This article was written by Jason O’Rawe on ODSC. Jason is an ODSC data science team contributor.
Twitter is an indispensable resource for data scientists as well as for the broader data science community. With the right connections, you can use twitter to learn data science, discover new technologies, computational tools and methodologies, and you can contribute to and build a community of data scientists working for the social good.
Indeed, we at the ODSC use twitter to spread the word about the great data science speakers and workshops happening conference events like ODSC East. With a good twitter list, however, you can bring much of value and content that comes with attending an influential meeting like ODSC East directly to your twitter feed!
Data science is a highly diverse and interdisciplinary field, but does data science twitter chatter reflect its interdisciplinary nature? Are there distinct communities of data scientists that interact with and cater to distinct sub-fields? To begin seeking an answer to this question, we will walk you through the simple analysis of a weeks worth data science related tweets.

Tasks to carry out -
a. Copy the article on data science and Twitter from "Indeed, we at" down to "science related tweets.", and swap "interdisciplinary" for "multidisciplinary" everywhere it appears in that stretch.
b. Write the next part of the article on data science and Twitter, starting right after its last sentence.

Stored data -

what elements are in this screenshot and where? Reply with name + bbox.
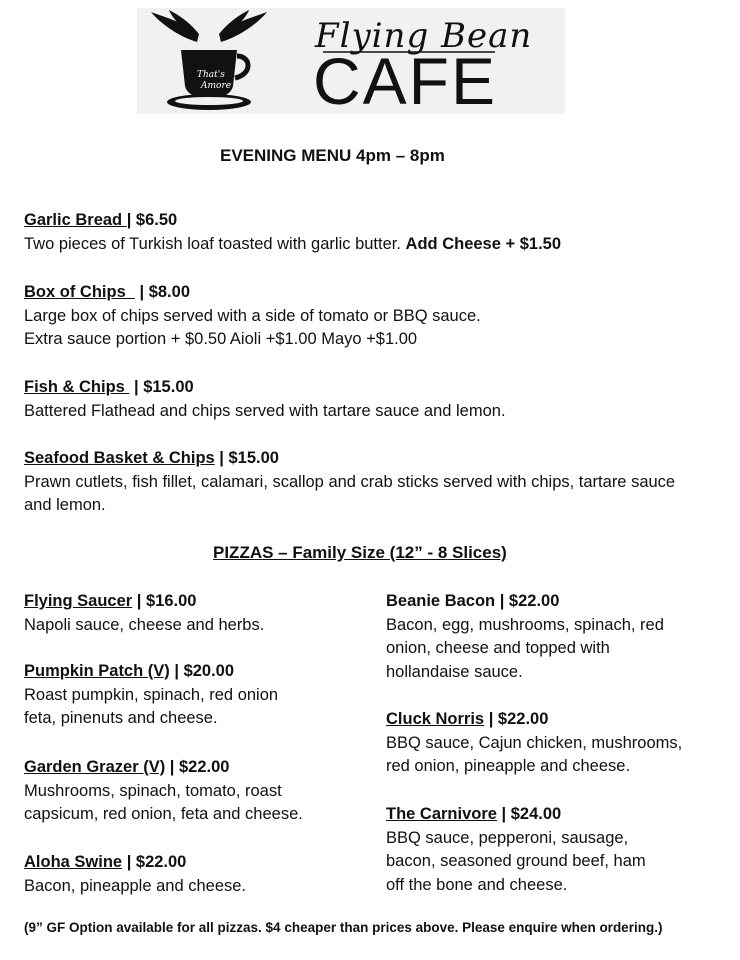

Answers by task -
a.
Indeed, we at the ODSC use twitter to spread the word about the great data science speakers and workshops happening conference events like ODSC East. With a good twitter list, however, you can bring much of value and content that comes with attending an influential meeting like ODSC East directly to your twitter feed!
Data science is a highly diverse and multidisciplinary field, but does data science twitter chatter reflect its multidisciplinary nature? Are there distinct communities of data scientists that interact with and cater to distinct sub-fields? To begin seeking an answer to this question, we will walk you through the simple analysis of a weeks worth data science related tweets.

b.
A data science twitter network
Tweets were collected using a tweepy listener (see here1 for a tutorial on building a twitter listener), and stored in a text file named “data_science_twitter.txt”. Let’s first load the tweets and extract user mentions to take a quick look at the volume of data science tweets from this week.
Tweets and network edges (links between twitter users) were gathered based on user mentions. How many tweets and user mentions were there?
There are 159600 tweets about data science this week, and 162070 user mentions!
The data science twitter community is incredibly active; we saw almost 160,000 tweets within a single week! And, there seems to be just as much interaction within the community, as there is about the same number of user mentions, not including self-mentions.
But what does the network look actually like? To build a network and find the most influential data science twitter uses, we will use the NetworkX package to create a directed graph and to calculate eigenvector centrality (a measure of network influence) among the nodes (twitter users). The resulting network is plotted using Gephi.
To read more, click here.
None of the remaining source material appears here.